** YOUR OBJECTIVE **
Of all the lines in the records below, how many hold the word "LCMS"? Give the number alone.

- - -

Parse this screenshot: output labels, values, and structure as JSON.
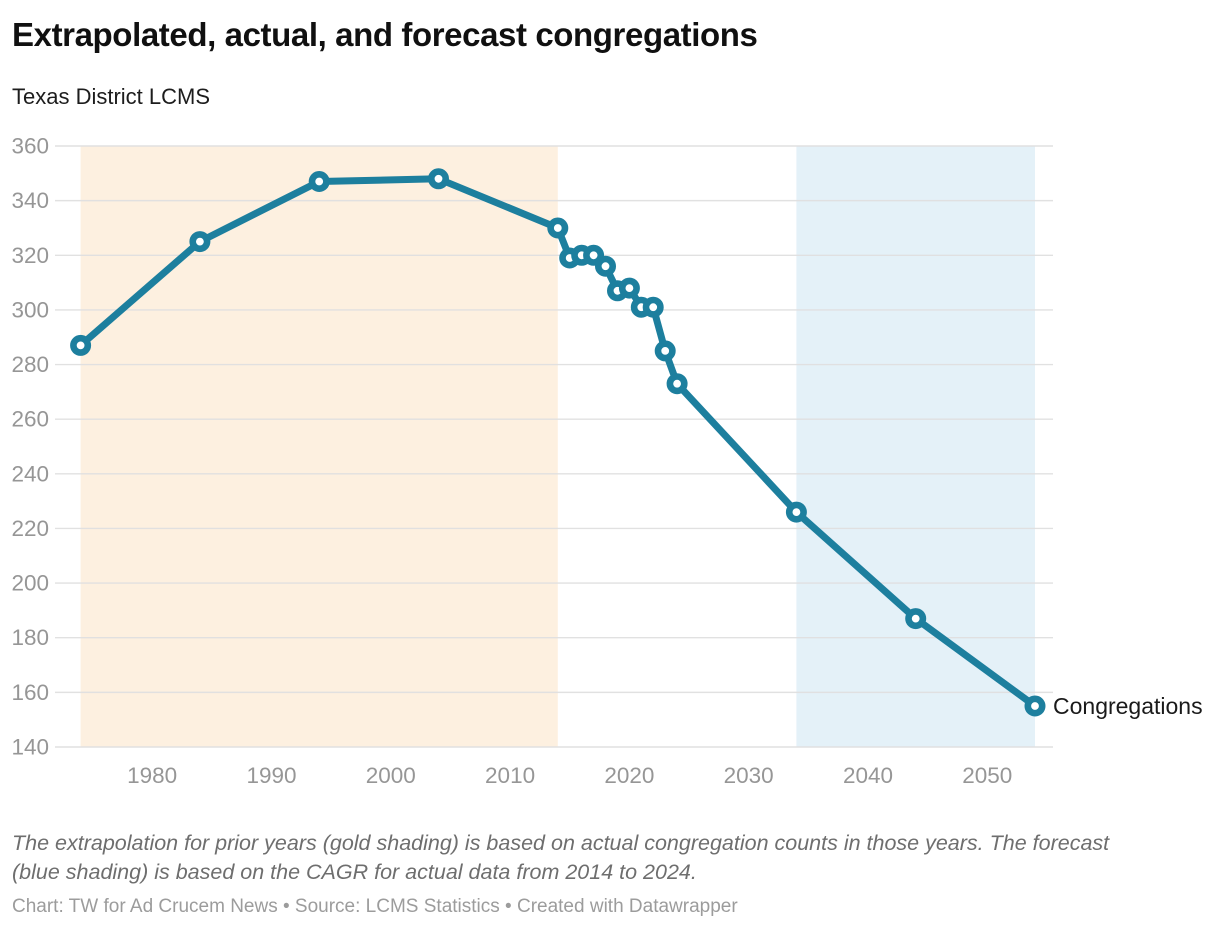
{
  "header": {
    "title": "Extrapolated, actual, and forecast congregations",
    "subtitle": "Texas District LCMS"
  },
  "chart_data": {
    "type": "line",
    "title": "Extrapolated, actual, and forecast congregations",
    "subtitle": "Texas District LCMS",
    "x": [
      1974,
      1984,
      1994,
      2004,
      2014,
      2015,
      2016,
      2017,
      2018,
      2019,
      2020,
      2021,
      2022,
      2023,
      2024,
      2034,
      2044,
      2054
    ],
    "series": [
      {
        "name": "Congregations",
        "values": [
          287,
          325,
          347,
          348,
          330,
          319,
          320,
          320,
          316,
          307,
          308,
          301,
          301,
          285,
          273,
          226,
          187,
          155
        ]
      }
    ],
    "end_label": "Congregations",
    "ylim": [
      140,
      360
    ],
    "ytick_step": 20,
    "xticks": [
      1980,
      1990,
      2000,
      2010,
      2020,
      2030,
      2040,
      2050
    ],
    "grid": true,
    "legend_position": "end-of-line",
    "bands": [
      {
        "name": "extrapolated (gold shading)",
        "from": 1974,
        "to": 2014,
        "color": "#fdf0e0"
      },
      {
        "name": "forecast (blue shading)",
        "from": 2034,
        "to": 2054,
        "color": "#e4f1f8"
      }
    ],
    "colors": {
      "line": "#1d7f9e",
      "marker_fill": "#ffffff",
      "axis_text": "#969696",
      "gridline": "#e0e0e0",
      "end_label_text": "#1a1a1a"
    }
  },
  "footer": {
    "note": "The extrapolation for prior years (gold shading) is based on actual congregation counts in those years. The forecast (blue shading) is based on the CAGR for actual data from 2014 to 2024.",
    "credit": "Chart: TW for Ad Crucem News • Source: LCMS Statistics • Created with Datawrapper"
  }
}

- - -

** WRITTEN SOLUTION **
3